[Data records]
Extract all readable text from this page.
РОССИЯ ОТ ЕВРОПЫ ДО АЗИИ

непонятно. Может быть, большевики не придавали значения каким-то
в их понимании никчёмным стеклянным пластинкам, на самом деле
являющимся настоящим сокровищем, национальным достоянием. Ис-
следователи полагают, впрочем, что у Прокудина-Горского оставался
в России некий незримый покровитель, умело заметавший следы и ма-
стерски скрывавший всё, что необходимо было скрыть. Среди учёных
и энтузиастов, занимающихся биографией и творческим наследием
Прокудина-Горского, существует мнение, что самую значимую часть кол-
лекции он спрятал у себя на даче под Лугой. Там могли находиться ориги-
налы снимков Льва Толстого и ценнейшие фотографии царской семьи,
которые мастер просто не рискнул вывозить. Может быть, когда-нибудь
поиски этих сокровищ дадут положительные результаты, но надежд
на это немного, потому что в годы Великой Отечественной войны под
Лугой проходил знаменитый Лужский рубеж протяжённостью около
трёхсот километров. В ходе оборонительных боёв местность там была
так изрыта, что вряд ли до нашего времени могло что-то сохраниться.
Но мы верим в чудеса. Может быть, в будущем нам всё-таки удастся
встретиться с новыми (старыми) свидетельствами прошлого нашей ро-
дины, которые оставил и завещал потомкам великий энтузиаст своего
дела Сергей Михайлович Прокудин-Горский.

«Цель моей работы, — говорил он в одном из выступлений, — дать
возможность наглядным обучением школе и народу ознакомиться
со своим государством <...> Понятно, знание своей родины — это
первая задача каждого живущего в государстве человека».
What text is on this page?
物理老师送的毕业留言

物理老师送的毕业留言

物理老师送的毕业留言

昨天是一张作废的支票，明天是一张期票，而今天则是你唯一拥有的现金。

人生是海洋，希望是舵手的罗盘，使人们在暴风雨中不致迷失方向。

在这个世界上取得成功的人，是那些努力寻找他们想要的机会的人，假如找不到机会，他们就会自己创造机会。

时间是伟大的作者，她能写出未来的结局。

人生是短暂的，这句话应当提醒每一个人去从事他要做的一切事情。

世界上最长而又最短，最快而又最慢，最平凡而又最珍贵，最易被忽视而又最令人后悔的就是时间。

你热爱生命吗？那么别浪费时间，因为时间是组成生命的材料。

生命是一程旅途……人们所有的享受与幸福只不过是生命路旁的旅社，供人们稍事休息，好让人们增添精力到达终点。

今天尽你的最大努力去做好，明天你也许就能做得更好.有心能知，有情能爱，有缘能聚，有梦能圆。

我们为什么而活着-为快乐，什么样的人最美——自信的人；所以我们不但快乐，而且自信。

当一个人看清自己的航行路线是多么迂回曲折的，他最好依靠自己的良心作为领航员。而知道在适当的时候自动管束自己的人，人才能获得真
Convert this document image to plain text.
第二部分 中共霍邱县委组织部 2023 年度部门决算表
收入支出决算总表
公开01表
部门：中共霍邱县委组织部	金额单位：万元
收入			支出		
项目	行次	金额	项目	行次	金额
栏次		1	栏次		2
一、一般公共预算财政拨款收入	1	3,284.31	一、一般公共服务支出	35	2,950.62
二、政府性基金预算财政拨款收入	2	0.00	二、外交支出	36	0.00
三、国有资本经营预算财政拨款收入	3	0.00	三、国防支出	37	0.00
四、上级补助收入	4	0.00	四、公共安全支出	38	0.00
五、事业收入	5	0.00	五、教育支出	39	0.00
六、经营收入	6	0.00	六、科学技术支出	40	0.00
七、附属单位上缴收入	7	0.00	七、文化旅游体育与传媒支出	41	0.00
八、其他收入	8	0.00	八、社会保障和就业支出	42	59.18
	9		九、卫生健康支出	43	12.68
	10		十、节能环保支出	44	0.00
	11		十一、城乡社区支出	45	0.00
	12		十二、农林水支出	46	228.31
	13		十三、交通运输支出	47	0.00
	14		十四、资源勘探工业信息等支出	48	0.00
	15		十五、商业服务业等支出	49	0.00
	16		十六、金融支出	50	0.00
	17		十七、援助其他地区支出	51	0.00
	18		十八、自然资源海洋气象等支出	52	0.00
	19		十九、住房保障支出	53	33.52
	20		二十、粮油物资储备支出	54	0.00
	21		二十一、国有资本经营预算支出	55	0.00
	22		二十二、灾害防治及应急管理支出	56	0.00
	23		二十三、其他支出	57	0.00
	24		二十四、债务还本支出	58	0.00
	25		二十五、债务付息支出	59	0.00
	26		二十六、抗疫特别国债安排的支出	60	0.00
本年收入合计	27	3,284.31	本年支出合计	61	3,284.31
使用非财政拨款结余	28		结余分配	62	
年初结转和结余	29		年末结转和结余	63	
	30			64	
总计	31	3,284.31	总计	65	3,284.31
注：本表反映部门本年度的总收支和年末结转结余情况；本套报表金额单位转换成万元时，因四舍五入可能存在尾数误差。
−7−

◆ Goal
All of the material must be reproduced exactly.

◆ Reply
Extract all readable text from this page.
РОССИЯ ОТ ЕВРОПЫ ДО АЗИИ

непонятно. Может быть, большевики не придавали значения каким-то
в их понимании никчёмным стеклянным пластинкам, на самом деле
являющимся настоящим сокровищем, национальным достоянием. Ис-
следователи полагают, впрочем, что у Прокудина-Горского оставался
в России некий незримый покровитель, умело заметавший следы и ма-
стерски скрывавший всё, что необходимо было скрыть. Среди учёных
и энтузиастов, занимающихся биографией и творческим наследием
Прокудина-Горского, существует мнение, что самую значимую часть кол-
лекции он спрятал у себя на даче под Лугой. Там могли находиться ориги-
налы снимков Льва Толстого и ценнейшие фотографии царской семьи,
которые мастер просто не рискнул вывозить. Может быть, когда-нибудь
поиски этих сокровищ дадут положительные результаты, но надежд
на это немного, потому что в годы Великой Отечественной войны под
Лугой проходил знаменитый Лужский рубеж протяжённостью около
трёхсот километров. В ходе оборонительных боёв местность там была
так изрыта, что вряд ли до нашего времени могло что-то сохраниться.
Но мы верим в чудеса. Может быть, в будущем нам всё-таки удастся
встретиться с новыми (старыми) свидетельствами прошлого нашей ро-
дины, которые оставил и завещал потомкам великий энтузиаст своего
дела Сергей Михайлович Прокудин-Горский.

«Цель моей работы, — говорил он в одном из выступлений, — дать
возможность наглядным обучением школе и народу ознакомиться
со своим государством <...> Понятно, знание своей родины — это
первая задача каждого живущего в государстве человека».
What text is on this page?
物理老师送的毕业留言

物理老师送的毕业留言

物理老师送的毕业留言

昨天是一张作废的支票，明天是一张期票，而今天则是你唯一拥有的现金。

人生是海洋，希望是舵手的罗盘，使人们在暴风雨中不致迷失方向。

在这个世界上取得成功的人，是那些努力寻找他们想要的机会的人，假如找不到机会，他们就会自己创造机会。

时间是伟大的作者，她能写出未来的结局。

人生是短暂的，这句话应当提醒每一个人去从事他要做的一切事情。

世界上最长而又最短，最快而又最慢，最平凡而又最珍贵，最易被忽视而又最令人后悔的就是时间。

你热爱生命吗？那么别浪费时间，因为时间是组成生命的材料。

生命是一程旅途……人们所有的享受与幸福只不过是生命路旁的旅社，供人们稍事休息，好让人们增添精力到达终点。

今天尽你的最大努力去做好，明天你也许就能做得更好.有心能知，有情能爱，有缘能聚，有梦能圆。

我们为什么而活着-为快乐，什么样的人最美——自信的人；所以我们不但快乐，而且自信。

当一个人看清自己的航行路线是多么迂回曲折的，他最好依靠自己的良心作为领航员。而知道在适当的时候自动管束自己的人，人才能获得真
Convert this document image to plain text.
第二部分 中共霍邱县委组织部 2023 年度部门决算表
收入支出决算总表
公开01表
部门：中共霍邱县委组织部	金额单位：万元
收入			支出		
项目	行次	金额	项目	行次	金额
栏次		1	栏次		2
一、一般公共预算财政拨款收入	1	3,284.31	一、一般公共服务支出	35	2,950.62
二、政府性基金预算财政拨款收入	2	0.00	二、外交支出	36	0.00
三、国有资本经营预算财政拨款收入	3	0.00	三、国防支出	37	0.00
四、上级补助收入	4	0.00	四、公共安全支出	38	0.00
五、事业收入	5	0.00	五、教育支出	39	0.00
六、经营收入	6	0.00	六、科学技术支出	40	0.00
七、附属单位上缴收入	7	0.00	七、文化旅游体育与传媒支出	41	0.00
八、其他收入	8	0.00	八、社会保障和就业支出	42	59.18
	9		九、卫生健康支出	43	12.68
	10		十、节能环保支出	44	0.00
	11		十一、城乡社区支出	45	0.00
	12		十二、农林水支出	46	228.31
	13		十三、交通运输支出	47	0.00
	14		十四、资源勘探工业信息等支出	48	0.00
	15		十五、商业服务业等支出	49	0.00
	16		十六、金融支出	50	0.00
	17		十七、援助其他地区支出	51	0.00
	18		十八、自然资源海洋气象等支出	52	0.00
	19		十九、住房保障支出	53	33.52
	20		二十、粮油物资储备支出	54	0.00
	21		二十一、国有资本经营预算支出	55	0.00
	22		二十二、灾害防治及应急管理支出	56	0.00
	23		二十三、其他支出	57	0.00
	24		二十四、债务还本支出	58	0.00
	25		二十五、债务付息支出	59	0.00
	26		二十六、抗疫特别国债安排的支出	60	0.00
本年收入合计	27	3,284.31	本年支出合计	61	3,284.31
使用非财政拨款结余	28		结余分配	62	
年初结转和结余	29		年末结转和结余	63	
	30			64	
总计	31	3,284.31	总计	65	3,284.31
注：本表反映部门本年度的总收支和年末结转结余情况；本套报表金额单位转换成万元时，因四舍五入可能存在尾数误差。
−7−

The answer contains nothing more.